EXERCISE BRIEF ▸ Retype the whole listing verbatim and keep the pictures out of it.

MATERIAL FOR THE TASK ▸
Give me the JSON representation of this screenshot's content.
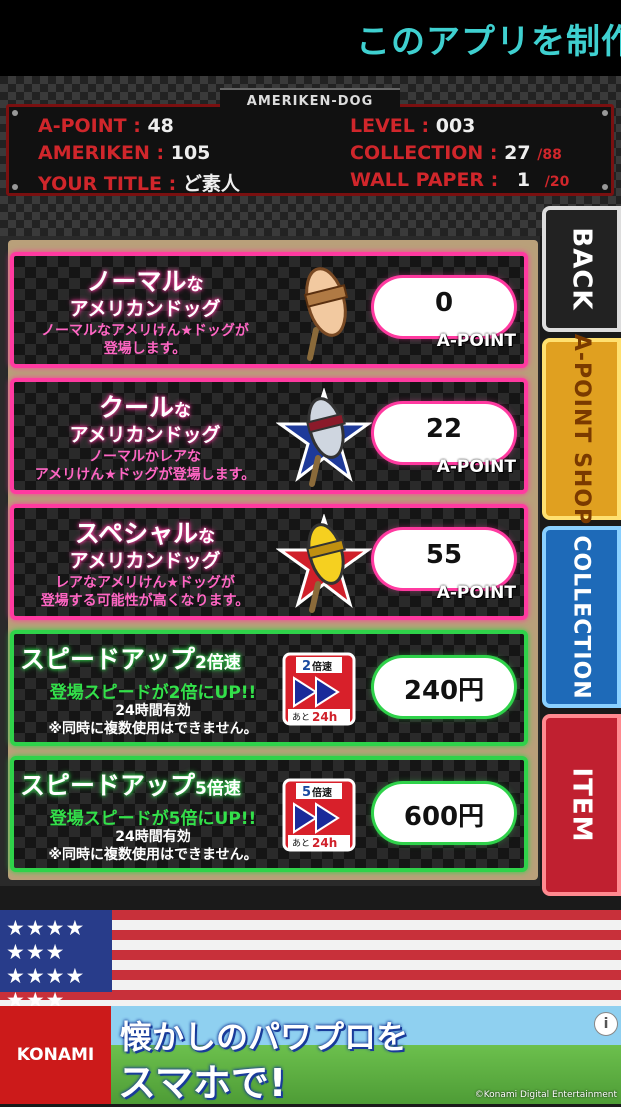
{
  "banner": {
    "text": "このアプリを制作"
  },
  "status": {
    "logo": "AMERIKEN-DOG",
    "apoint_label": "A-POINT :",
    "apoint_value": "48",
    "ameriken_label": "AMERIKEN :",
    "ameriken_value": "105",
    "title_label": "YOUR TITLE :",
    "title_value": "ど素人",
    "level_label": "LEVEL :",
    "level_value": "003",
    "collection_label": "COLLECTION :",
    "collection_value": "27",
    "collection_total": "/88",
    "wallpaper_label": "WALL PAPER :",
    "wallpaper_value": "1",
    "wallpaper_total": "/20"
  },
  "cards": [
    {
      "title": "ノーマル",
      "title_suffix": "な",
      "subtitle": "アメリカンドッグ",
      "desc1": "ノーマルなアメリけん★ドッグが",
      "desc2": "登場します。",
      "price": "0",
      "unit": "A-POINT"
    },
    {
      "title": "クール",
      "title_suffix": "な",
      "subtitle": "アメリカンドッグ",
      "desc1": "ノーマルかレアな",
      "desc2": "アメリけん★ドッグが登場します。",
      "price": "22",
      "unit": "A-POINT"
    },
    {
      "title": "スペシャル",
      "title_suffix": "な",
      "subtitle": "アメリカンドッグ",
      "desc1": "レアなアメリけん★ドッグが",
      "desc2": "登場する可能性が高くなります。",
      "price": "55",
      "unit": "A-POINT"
    },
    {
      "title": "スピードアップ",
      "title_suffix": "2倍速",
      "desc1": "登場スピードが2倍にUP!!",
      "desc2": "24時間有効",
      "desc3": "※同時に複数使用はできません。",
      "price": "240円",
      "badge_top": "2",
      "badge_top_suffix": "倍速",
      "badge_bottom": "24h",
      "badge_prefix": "あと"
    },
    {
      "title": "スピードアップ",
      "title_suffix": "5倍速",
      "desc1": "登場スピードが5倍にUP!!",
      "desc2": "24時間有効",
      "desc3": "※同時に複数使用はできません。",
      "price": "600円",
      "badge_top": "5",
      "badge_top_suffix": "倍速",
      "badge_bottom": "24h",
      "badge_prefix": "あと"
    }
  ],
  "tabs": {
    "back": "BACK",
    "shop": "A-POINT SHOP",
    "collection": "COLLECTION",
    "item": "ITEM"
  },
  "ad": {
    "brand": "KONAMI",
    "line1": "懐かしのパワプロを",
    "line2": "スマホで!",
    "copyright": "©Konami Digital Entertainment",
    "info": "i"
  },
  "flag": {
    "stars": "★★★★ ★★★ ★★★★ ★★★"
  },
  "colors": {
    "pink": "#ff3aa0",
    "green": "#2fd24a",
    "label_red": "#d0262b",
    "banner_cyan": "#3fd0d0"
  }
}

REPLY ▸
Give me the JSON representation of this screenshot's content.
{
  "banner": {
    "text": "このアプリを制作"
  },
  "status": {
    "logo": "AMERIKEN-DOG",
    "apoint_label": "A-POINT :",
    "apoint_value": "48",
    "ameriken_label": "AMERIKEN :",
    "ameriken_value": "105",
    "title_label": "YOUR TITLE :",
    "title_value": "ど素人",
    "level_label": "LEVEL :",
    "level_value": "003",
    "collection_label": "COLLECTION :",
    "collection_value": "27",
    "collection_total": "/88",
    "wallpaper_label": "WALL PAPER :",
    "wallpaper_value": "1",
    "wallpaper_total": "/20"
  },
  "cards": [
    {
      "title": "ノーマル",
      "title_suffix": "な",
      "subtitle": "アメリカンドッグ",
      "desc1": "ノーマルなアメリけん★ドッグが",
      "desc2": "登場します。",
      "price": "0",
      "unit": "A-POINT"
    },
    {
      "title": "クール",
      "title_suffix": "な",
      "subtitle": "アメリカンドッグ",
      "desc1": "ノーマルかレアな",
      "desc2": "アメリけん★ドッグが登場します。",
      "price": "22",
      "unit": "A-POINT"
    },
    {
      "title": "スペシャル",
      "title_suffix": "な",
      "subtitle": "アメリカンドッグ",
      "desc1": "レアなアメリけん★ドッグが",
      "desc2": "登場する可能性が高くなります。",
      "price": "55",
      "unit": "A-POINT"
    },
    {
      "title": "スピードアップ",
      "title_suffix": "2倍速",
      "desc1": "登場スピードが2倍にUP!!",
      "desc2": "24時間有効",
      "desc3": "※同時に複数使用はできません。",
      "price": "240円",
      "badge_top": "2",
      "badge_top_suffix": "倍速",
      "badge_bottom": "24h",
      "badge_prefix": "あと"
    },
    {
      "title": "スピードアップ",
      "title_suffix": "5倍速",
      "desc1": "登場スピードが5倍にUP!!",
      "desc2": "24時間有効",
      "desc3": "※同時に複数使用はできません。",
      "price": "600円",
      "badge_top": "5",
      "badge_top_suffix": "倍速",
      "badge_bottom": "24h",
      "badge_prefix": "あと"
    }
  ],
  "tabs": {
    "back": "BACK",
    "shop": "A-POINT SHOP",
    "collection": "COLLECTION",
    "item": "ITEM"
  },
  "ad": {
    "brand": "KONAMI",
    "line1": "懐かしのパワプロを",
    "line2": "スマホで!",
    "copyright": "©Konami Digital Entertainment",
    "info": "i"
  },
  "flag": {
    "stars": "★★★★ ★★★ ★★★★ ★★★"
  },
  "colors": {
    "pink": "#ff3aa0",
    "green": "#2fd24a",
    "label_red": "#d0262b",
    "banner_cyan": "#3fd0d0"
  }
}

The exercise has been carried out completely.